■ Requirement 1: Put the records starting at the line containing "Give bounding boxes" and ending at the line containing "annotation: Cs bbox=[913, 76, 995, 149]" into a Markdown table with the columns Row and Record line. Leave out blank lines.

■ Source document:
HMRC are seeking views on draft legislation, earmarked for Finance Bill 2012, to counter tax avoidance schemes exploiting double taxation agreements.

Peter Cussons, International Corporate Tax Partner at PwC, said the move was an understandable but ‘in terms of legal certainty regrettable’ measure designed to block ‘what HMRC sees as abuse of tax treaties’. 

The government said at Budget 2011 that it would introduce legislation to ‘ensure that relief from tax is not given where a claim is made under UK double taxation treaties and where tax avoidance arrangements have been made in relation to the claim’.

‘These arrangements attempt to access the benefits of treaties when they are not properly due to secure the result that items of income, profit or gain are not subject to tax in the UK,’ HMRC said in a technical note published last week.

‘The past response to these schemes has been to legislate to close them down as they have arisen or to rely on anti-avoidance measures in DTAs themselves. However, avoidance activity exploiting the provisions of DTAs has continued and the government now considers that a broader anti-avoidance measure is required to prevent further loss of tax in this area.’

Cussons explained in a client briefing that where, for example, the UK treaty with the Netherlands gives a better tax outcome than the UK treaty with Belgium, a UK borrower ‘might structure via a Dutch intermediary company a borrowing that is funded ultimately by a Belgian lender’.

■ Task data:
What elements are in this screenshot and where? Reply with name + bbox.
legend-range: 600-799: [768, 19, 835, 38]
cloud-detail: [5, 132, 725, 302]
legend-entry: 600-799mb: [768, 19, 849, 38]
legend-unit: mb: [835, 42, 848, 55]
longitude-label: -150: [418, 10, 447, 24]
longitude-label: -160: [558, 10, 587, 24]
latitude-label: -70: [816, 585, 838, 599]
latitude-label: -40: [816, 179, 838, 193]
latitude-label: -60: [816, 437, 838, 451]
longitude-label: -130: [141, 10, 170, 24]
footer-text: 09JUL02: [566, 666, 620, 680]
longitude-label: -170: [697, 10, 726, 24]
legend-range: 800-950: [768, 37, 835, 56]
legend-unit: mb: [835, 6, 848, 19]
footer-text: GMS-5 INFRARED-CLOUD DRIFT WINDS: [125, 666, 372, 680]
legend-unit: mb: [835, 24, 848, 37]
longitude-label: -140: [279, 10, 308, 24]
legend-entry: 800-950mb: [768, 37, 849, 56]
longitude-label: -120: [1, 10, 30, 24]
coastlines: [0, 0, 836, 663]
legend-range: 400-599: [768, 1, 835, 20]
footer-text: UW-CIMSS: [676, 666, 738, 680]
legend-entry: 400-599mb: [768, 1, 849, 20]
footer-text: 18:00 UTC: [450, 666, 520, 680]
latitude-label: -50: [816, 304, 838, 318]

...

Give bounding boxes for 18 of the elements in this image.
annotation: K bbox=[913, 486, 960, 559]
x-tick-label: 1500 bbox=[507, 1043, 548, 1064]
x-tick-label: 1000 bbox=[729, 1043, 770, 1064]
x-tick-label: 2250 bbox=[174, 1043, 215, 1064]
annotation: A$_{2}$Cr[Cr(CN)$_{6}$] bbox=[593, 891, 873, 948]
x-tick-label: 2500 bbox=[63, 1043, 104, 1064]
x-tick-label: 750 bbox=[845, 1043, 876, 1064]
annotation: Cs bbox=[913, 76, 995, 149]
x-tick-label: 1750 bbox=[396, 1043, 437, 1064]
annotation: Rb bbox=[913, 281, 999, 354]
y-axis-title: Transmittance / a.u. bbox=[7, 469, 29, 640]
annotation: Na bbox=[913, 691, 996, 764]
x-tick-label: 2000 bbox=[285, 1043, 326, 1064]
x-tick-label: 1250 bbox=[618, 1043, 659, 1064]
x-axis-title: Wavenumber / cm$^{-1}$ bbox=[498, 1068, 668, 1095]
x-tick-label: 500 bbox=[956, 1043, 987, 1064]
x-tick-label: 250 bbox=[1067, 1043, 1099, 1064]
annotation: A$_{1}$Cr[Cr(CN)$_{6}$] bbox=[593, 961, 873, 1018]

* * *

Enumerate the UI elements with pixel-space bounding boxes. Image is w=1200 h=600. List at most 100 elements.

■ Requirement 2: Continue the article on HMRC's draft legislation against tax treaty avoidance from its last sentence.

■ Task answer 1:
| Row | Record line |
|---|---|
| 1 | Give bounding boxes for 18 of the elements in this image. |
| 2 | annotation: K bbox=[913, 486, 960, 559] |
| 3 | x-tick-label: 1500 bbox=[507, 1043, 548, 1064] |
| 4 | x-tick-label: 1000 bbox=[729, 1043, 770, 1064] |
| 5 | x-tick-label: 2250 bbox=[174, 1043, 215, 1064] |
| 6 | annotation: A$_{2}$Cr[Cr(CN)$_{6}$] bbox=[593, 891, 873, 948] |
| 7 | x-tick-label: 2500 bbox=[63, 1043, 104, 1064] |
| 8 | x-tick-label: 750 bbox=[845, 1043, 876, 1064] |
| 9 | annotation: Cs bbox=[913, 76, 995, 149] |

■ Task answer 2:
HMRC would ordinarily view this as 'treaty shopping', he wrote. Not all UK tax treaties contain provisions to prevent this, and negotiations over new tax treaty terms ‘can take years’. But the new development is ‘yet another targeted anti-avoidance rule within the increasingly unwieldy UK tax code’, he added.

The proposed measure is sanctioned by the terms of the OECD’s commentary to the model tax convention, HMRC said. Comments are invited by 22 September.